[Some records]
-*-*-
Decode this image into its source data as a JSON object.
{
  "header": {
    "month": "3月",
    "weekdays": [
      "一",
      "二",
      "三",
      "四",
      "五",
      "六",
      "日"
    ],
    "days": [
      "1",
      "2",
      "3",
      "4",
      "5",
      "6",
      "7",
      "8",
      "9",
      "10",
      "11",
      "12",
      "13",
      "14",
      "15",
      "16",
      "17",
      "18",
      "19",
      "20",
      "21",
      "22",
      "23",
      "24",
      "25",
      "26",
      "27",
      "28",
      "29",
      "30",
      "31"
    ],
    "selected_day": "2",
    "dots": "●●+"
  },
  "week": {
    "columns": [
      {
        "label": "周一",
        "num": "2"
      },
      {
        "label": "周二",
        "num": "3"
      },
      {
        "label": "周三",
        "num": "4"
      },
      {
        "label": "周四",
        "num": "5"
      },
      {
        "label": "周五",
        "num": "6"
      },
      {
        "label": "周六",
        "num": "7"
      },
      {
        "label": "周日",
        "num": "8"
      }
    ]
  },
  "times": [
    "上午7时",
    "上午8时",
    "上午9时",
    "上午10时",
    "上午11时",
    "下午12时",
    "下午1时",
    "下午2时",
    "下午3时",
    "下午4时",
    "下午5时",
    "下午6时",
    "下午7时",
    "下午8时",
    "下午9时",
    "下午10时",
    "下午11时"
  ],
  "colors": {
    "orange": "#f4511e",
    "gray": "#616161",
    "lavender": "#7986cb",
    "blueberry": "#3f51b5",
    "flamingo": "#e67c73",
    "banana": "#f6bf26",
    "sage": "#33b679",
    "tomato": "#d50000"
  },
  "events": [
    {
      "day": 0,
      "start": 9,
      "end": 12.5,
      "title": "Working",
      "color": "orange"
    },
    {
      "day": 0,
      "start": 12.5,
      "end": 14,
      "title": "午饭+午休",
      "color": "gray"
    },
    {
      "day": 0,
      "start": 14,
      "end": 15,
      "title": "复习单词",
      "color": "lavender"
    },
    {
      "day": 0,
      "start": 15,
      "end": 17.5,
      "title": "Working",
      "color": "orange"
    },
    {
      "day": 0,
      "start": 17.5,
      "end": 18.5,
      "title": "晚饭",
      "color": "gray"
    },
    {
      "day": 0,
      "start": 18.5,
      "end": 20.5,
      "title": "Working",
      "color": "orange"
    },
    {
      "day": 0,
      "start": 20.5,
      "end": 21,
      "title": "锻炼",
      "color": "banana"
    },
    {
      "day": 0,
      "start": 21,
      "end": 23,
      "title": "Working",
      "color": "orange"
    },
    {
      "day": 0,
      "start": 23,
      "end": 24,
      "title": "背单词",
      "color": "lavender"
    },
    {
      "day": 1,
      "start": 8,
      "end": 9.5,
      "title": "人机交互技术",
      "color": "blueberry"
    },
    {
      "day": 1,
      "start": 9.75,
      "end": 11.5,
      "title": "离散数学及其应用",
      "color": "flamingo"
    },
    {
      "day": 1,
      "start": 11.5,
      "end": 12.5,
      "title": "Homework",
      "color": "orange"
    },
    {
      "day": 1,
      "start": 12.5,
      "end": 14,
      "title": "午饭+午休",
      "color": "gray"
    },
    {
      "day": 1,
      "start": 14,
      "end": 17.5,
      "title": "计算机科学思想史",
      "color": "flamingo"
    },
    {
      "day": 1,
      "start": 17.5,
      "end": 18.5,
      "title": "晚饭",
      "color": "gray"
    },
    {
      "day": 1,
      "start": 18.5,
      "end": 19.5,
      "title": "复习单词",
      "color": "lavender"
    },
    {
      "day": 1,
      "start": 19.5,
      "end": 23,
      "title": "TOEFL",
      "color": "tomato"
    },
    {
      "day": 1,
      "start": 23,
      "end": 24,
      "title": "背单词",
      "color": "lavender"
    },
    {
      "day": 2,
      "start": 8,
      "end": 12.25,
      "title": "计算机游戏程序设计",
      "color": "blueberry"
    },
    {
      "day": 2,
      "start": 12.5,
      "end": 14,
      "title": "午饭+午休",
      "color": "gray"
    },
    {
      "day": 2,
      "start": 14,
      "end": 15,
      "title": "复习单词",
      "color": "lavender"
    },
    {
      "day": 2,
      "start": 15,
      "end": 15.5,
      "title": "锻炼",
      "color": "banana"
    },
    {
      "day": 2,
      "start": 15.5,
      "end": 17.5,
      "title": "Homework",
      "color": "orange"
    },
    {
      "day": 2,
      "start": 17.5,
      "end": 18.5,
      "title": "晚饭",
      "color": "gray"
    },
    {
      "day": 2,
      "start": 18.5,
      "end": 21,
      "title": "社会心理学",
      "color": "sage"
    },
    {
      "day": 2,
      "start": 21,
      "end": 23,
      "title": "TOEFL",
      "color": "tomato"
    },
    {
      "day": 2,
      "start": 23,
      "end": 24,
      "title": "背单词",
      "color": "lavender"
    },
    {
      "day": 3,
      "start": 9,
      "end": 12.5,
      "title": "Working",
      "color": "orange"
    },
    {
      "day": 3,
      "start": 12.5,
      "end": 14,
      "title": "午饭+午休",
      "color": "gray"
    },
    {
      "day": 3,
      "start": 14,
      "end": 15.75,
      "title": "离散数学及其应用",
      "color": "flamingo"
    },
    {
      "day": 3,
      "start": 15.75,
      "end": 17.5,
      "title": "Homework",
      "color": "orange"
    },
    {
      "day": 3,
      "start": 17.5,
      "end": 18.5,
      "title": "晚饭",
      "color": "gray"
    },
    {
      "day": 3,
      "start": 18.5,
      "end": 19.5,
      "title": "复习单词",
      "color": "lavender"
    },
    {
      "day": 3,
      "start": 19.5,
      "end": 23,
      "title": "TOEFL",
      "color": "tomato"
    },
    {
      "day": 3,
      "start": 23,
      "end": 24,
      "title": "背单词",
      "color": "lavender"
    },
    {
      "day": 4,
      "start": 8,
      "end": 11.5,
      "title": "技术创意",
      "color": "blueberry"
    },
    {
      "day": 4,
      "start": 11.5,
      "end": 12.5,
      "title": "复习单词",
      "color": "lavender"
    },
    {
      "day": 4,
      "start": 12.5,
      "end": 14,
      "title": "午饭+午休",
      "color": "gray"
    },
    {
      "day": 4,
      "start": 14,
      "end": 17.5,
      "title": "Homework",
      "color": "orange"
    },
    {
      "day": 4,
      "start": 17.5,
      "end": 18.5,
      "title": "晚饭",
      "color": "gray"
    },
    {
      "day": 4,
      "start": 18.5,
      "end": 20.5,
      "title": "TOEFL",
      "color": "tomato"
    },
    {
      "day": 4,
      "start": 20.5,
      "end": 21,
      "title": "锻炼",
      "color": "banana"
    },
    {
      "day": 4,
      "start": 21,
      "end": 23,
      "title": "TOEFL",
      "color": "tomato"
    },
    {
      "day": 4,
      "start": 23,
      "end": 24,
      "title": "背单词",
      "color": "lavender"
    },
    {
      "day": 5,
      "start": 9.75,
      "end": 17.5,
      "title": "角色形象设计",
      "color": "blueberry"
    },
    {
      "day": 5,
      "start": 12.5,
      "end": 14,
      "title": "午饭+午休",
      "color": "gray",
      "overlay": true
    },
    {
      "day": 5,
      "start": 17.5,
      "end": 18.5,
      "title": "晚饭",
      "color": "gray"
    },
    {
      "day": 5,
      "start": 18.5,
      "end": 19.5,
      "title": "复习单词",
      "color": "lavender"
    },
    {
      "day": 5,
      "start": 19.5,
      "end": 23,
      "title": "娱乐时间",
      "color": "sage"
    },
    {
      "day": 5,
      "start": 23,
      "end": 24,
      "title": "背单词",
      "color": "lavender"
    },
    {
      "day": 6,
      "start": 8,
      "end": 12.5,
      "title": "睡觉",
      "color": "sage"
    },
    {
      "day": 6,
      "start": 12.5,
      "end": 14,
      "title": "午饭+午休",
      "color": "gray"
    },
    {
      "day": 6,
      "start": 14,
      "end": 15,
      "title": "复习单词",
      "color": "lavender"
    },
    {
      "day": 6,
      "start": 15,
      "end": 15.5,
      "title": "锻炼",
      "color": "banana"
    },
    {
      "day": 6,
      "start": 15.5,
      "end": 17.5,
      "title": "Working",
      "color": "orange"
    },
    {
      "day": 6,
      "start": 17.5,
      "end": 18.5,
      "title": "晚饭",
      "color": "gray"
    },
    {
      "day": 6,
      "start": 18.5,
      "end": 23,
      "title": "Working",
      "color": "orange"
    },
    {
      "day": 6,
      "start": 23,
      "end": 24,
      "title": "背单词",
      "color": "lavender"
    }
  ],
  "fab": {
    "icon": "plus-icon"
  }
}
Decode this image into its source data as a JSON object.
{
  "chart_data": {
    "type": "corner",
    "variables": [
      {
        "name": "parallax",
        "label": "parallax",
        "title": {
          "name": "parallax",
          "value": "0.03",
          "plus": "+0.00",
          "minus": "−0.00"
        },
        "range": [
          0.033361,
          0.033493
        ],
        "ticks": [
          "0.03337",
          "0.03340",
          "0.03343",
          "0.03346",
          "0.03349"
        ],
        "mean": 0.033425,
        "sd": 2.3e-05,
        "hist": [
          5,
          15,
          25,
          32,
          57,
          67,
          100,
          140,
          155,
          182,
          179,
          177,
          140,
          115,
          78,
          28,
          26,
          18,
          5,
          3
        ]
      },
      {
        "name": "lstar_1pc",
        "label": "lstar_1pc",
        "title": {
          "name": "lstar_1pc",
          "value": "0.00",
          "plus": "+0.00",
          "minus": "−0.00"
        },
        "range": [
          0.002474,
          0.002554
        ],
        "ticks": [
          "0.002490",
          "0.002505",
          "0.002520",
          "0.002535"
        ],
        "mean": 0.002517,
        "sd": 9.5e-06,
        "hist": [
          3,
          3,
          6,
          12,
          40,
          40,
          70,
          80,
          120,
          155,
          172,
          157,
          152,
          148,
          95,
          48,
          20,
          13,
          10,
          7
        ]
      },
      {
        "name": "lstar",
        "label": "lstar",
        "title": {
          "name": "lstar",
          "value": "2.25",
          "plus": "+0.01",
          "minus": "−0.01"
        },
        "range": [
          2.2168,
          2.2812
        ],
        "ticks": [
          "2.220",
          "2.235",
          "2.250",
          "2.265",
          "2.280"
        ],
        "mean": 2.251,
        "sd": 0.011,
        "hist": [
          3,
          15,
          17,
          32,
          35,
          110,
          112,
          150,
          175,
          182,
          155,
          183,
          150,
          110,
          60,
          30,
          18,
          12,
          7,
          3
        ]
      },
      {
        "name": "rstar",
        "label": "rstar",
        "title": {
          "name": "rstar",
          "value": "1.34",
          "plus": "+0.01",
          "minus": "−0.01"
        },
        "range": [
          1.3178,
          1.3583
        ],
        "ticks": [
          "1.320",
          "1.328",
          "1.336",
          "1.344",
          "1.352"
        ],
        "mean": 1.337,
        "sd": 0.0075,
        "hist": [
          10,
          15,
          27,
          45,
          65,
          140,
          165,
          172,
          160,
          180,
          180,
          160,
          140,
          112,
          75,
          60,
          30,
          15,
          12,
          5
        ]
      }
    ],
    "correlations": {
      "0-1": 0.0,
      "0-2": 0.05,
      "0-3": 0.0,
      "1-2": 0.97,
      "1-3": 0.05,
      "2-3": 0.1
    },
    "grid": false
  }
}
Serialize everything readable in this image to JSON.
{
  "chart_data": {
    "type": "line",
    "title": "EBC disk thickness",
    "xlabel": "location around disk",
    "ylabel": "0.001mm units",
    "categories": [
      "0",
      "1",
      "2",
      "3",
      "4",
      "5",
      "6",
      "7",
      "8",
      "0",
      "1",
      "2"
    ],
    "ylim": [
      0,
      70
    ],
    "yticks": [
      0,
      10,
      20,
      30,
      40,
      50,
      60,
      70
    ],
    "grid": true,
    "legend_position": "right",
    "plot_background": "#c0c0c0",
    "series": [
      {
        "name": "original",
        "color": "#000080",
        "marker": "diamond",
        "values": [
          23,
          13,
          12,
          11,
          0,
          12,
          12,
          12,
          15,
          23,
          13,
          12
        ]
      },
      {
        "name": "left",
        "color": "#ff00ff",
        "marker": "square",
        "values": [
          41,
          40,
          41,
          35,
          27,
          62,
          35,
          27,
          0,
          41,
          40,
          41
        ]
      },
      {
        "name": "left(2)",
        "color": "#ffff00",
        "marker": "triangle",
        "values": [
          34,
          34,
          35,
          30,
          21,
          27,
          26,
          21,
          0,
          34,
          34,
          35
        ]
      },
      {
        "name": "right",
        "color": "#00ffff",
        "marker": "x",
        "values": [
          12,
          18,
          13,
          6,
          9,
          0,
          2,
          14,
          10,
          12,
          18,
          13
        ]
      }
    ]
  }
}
-*-*-
_TASK BRIEF_
Where a line of the data holds "marker", show that line.

_RESULT OF THE TASK_
        "marker": "diamond",
        "marker": "square",
        "marker": "triangle",
        "marker": "x",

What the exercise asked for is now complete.